— BEGIN DATA EXTRACT —

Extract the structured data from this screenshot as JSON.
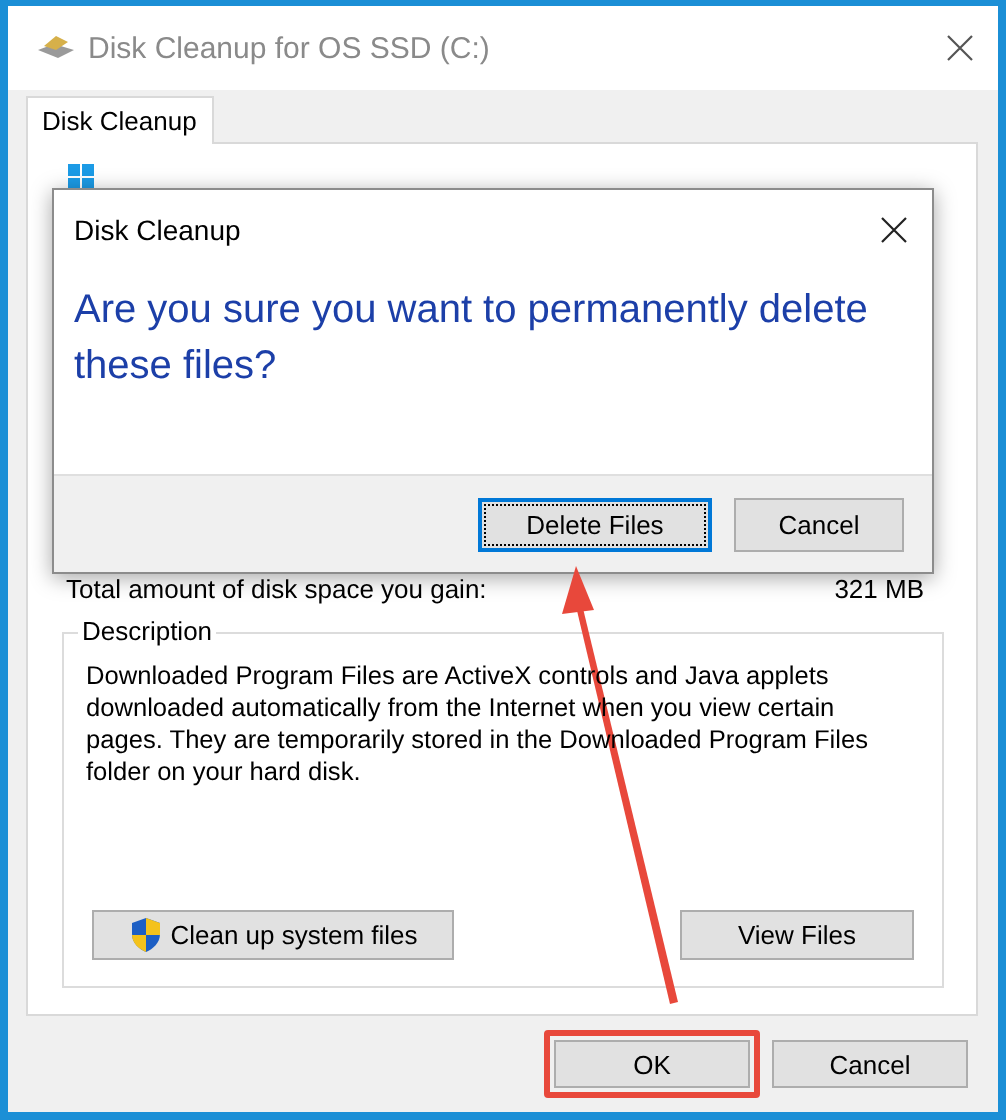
{
  "window": {
    "title": "Disk Cleanup for OS SSD (C:)"
  },
  "tabs": [
    {
      "label": "Disk Cleanup",
      "selected": true
    }
  ],
  "summary": {
    "label": "Total amount of disk space you gain:",
    "value": "321 MB"
  },
  "description": {
    "legend": "Description",
    "text": "Downloaded Program Files are ActiveX controls and Java applets downloaded automatically from the Internet when you view certain pages. They are temporarily stored in the Downloaded Program Files folder on your hard disk."
  },
  "panel_buttons": [
    {
      "label": "Clean up system files",
      "kind": "shield"
    },
    {
      "label": "View Files",
      "kind": "plain"
    }
  ],
  "buttons": [
    {
      "label": "OK",
      "highlighted": true
    },
    {
      "label": "Cancel",
      "highlighted": false
    }
  ],
  "dialog": {
    "title": "Disk Cleanup",
    "message": "Are you sure you want to permanently delete these files?",
    "buttons": [
      {
        "label": "Delete Files",
        "focused": true
      },
      {
        "label": "Cancel",
        "focused": false
      }
    ]
  }
}
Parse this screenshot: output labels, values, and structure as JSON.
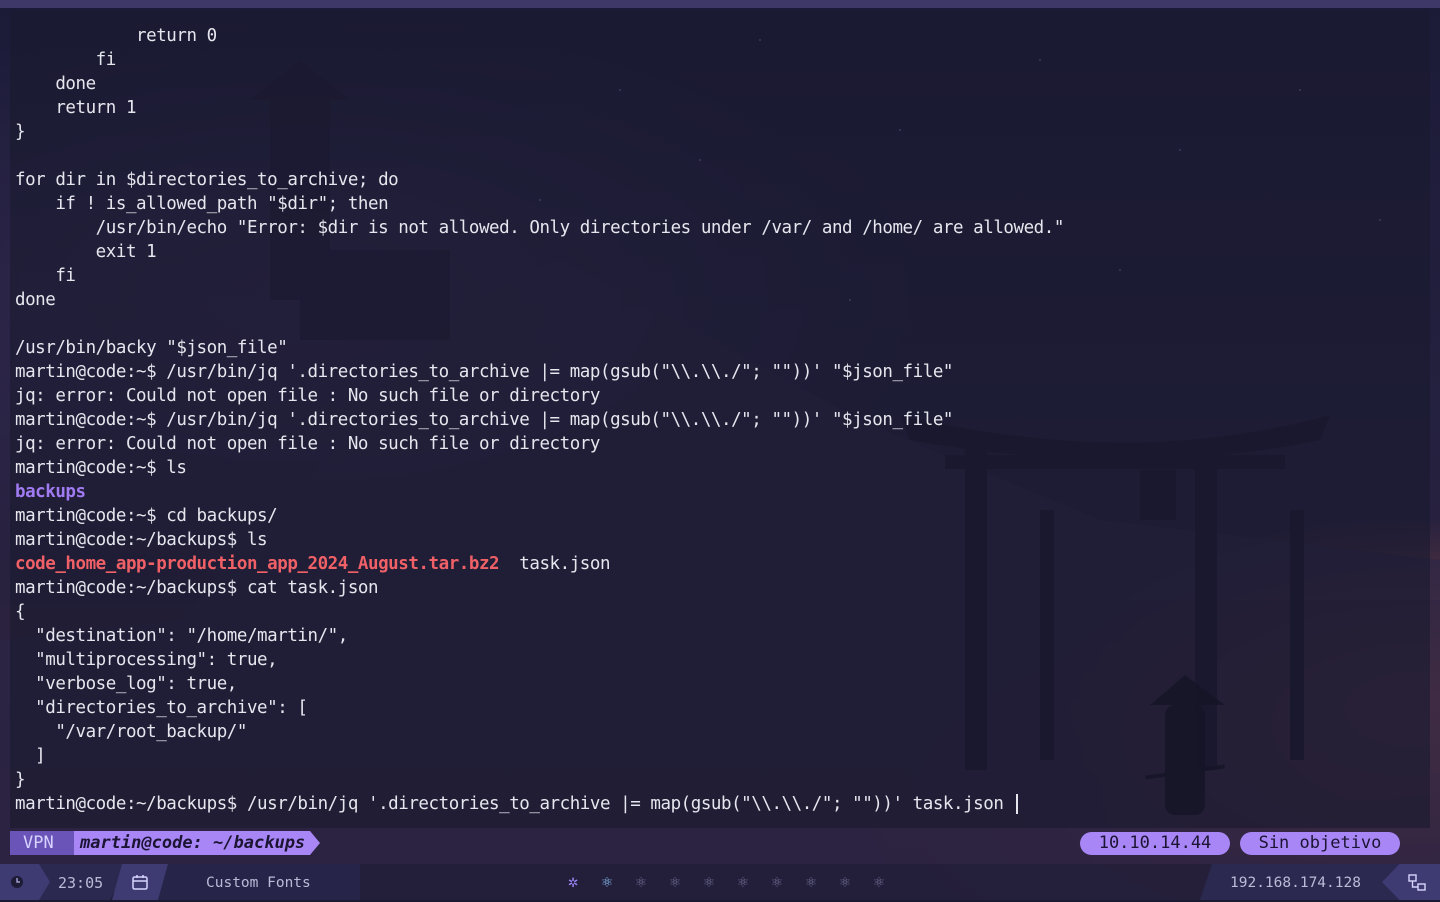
{
  "terminal": {
    "lines": [
      "            return 0",
      "        fi",
      "    done",
      "    return 1",
      "}",
      "",
      "for dir in $directories_to_archive; do",
      "    if ! is_allowed_path \"$dir\"; then",
      "        /usr/bin/echo \"Error: $dir is not allowed. Only directories under /var/ and /home/ are allowed.\"",
      "        exit 1",
      "    fi",
      "done",
      "",
      "/usr/bin/backy \"$json_file\"",
      "martin@code:~$ /usr/bin/jq '.directories_to_archive |= map(gsub(\"\\\\.\\\\./\"; \"\"))' \"$json_file\"",
      "jq: error: Could not open file : No such file or directory",
      "martin@code:~$ /usr/bin/jq '.directories_to_archive |= map(gsub(\"\\\\.\\\\./\"; \"\"))' \"$json_file\"",
      "jq: error: Could not open file : No such file or directory",
      "martin@code:~$ ls"
    ],
    "ls_dir": "backups",
    "line_cd": "martin@code:~$ cd backups/",
    "line_ls2": "martin@code:~/backups$ ls",
    "ls2_archive": "code_home_app-production_app_2024_August.tar.bz2",
    "ls2_file": "  task.json",
    "lines2": [
      "martin@code:~/backups$ cat task.json",
      "{",
      "  \"destination\": \"/home/martin/\",",
      "  \"multiprocessing\": true,",
      "  \"verbose_log\": true,",
      "  \"directories_to_archive\": [",
      "    \"/var/root_backup/\"",
      "  ]",
      "}"
    ],
    "prompt_line": "martin@code:~/backups$ /usr/bin/jq '.directories_to_archive |= map(gsub(\"\\\\.\\\\./\"; \"\"))' task.json "
  },
  "statusline": {
    "vpn": "VPN",
    "path": "martin@code: ~/backups",
    "ip": "10.10.14.44",
    "target": "Sin objetivo"
  },
  "bottombar": {
    "time": "23:05",
    "fonts_label": "Custom Fonts",
    "workspaces": [
      "✲",
      "⚛",
      "⚛",
      "⚛",
      "⚛",
      "⚛",
      "⚛",
      "⚛",
      "⚛",
      "⚛"
    ],
    "net_ip": "192.168.174.128"
  },
  "colors": {
    "accent": "#a886f5",
    "accent_dark": "#6a54b8",
    "directory": "#a07bf2",
    "archive": "#f06067"
  }
}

— END DATA EXTRACT —

## SHORT TASK:
Exactly as written, return every line of the listing, but not the pictures.

## EXERCISE RESULT:
Extract the structured data from this screenshot as JSON.
{
  "window": {
    "title": "Disk Cleanup for OS SSD (C:)"
  },
  "tabs": [
    {
      "label": "Disk Cleanup",
      "selected": true
    }
  ],
  "summary": {
    "label": "Total amount of disk space you gain:",
    "value": "321 MB"
  },
  "description": {
    "legend": "Description",
    "text": "Downloaded Program Files are ActiveX controls and Java applets downloaded automatically from the Internet when you view certain pages. They are temporarily stored in the Downloaded Program Files folder on your hard disk."
  },
  "panel_buttons": [
    {
      "label": "Clean up system files",
      "kind": "shield"
    },
    {
      "label": "View Files",
      "kind": "plain"
    }
  ],
  "buttons": [
    {
      "label": "OK",
      "highlighted": true
    },
    {
      "label": "Cancel",
      "highlighted": false
    }
  ],
  "dialog": {
    "title": "Disk Cleanup",
    "message": "Are you sure you want to permanently delete these files?",
    "buttons": [
      {
        "label": "Delete Files",
        "focused": true
      },
      {
        "label": "Cancel",
        "focused": false
      }
    ]
  }
}
Parse this screenshot: output labels, values, and structure as JSON.
{
  "terminal": {
    "lines": [
      "            return 0",
      "        fi",
      "    done",
      "    return 1",
      "}",
      "",
      "for dir in $directories_to_archive; do",
      "    if ! is_allowed_path \"$dir\"; then",
      "        /usr/bin/echo \"Error: $dir is not allowed. Only directories under /var/ and /home/ are allowed.\"",
      "        exit 1",
      "    fi",
      "done",
      "",
      "/usr/bin/backy \"$json_file\"",
      "martin@code:~$ /usr/bin/jq '.directories_to_archive |= map(gsub(\"\\\\.\\\\./\"; \"\"))' \"$json_file\"",
      "jq: error: Could not open file : No such file or directory",
      "martin@code:~$ /usr/bin/jq '.directories_to_archive |= map(gsub(\"\\\\.\\\\./\"; \"\"))' \"$json_file\"",
      "jq: error: Could not open file : No such file or directory",
      "martin@code:~$ ls"
    ],
    "ls_dir": "backups",
    "line_cd": "martin@code:~$ cd backups/",
    "line_ls2": "martin@code:~/backups$ ls",
    "ls2_archive": "code_home_app-production_app_2024_August.tar.bz2",
    "ls2_file": "  task.json",
    "lines2": [
      "martin@code:~/backups$ cat task.json",
      "{",
      "  \"destination\": \"/home/martin/\",",
      "  \"multiprocessing\": true,",
      "  \"verbose_log\": true,",
      "  \"directories_to_archive\": [",
      "    \"/var/root_backup/\"",
      "  ]",
      "}"
    ],
    "prompt_line": "martin@code:~/backups$ /usr/bin/jq '.directories_to_archive |= map(gsub(\"\\\\.\\\\./\"; \"\"))' task.json "
  },
  "statusline": {
    "vpn": "VPN",
    "path": "martin@code: ~/backups",
    "ip": "10.10.14.44",
    "target": "Sin objetivo"
  },
  "bottombar": {
    "time": "23:05",
    "fonts_label": "Custom Fonts",
    "workspaces": [
      "✲",
      "⚛",
      "⚛",
      "⚛",
      "⚛",
      "⚛",
      "⚛",
      "⚛",
      "⚛",
      "⚛"
    ],
    "net_ip": "192.168.174.128"
  },
  "colors": {
    "accent": "#a886f5",
    "accent_dark": "#6a54b8",
    "directory": "#a07bf2",
    "archive": "#f06067"
  }
}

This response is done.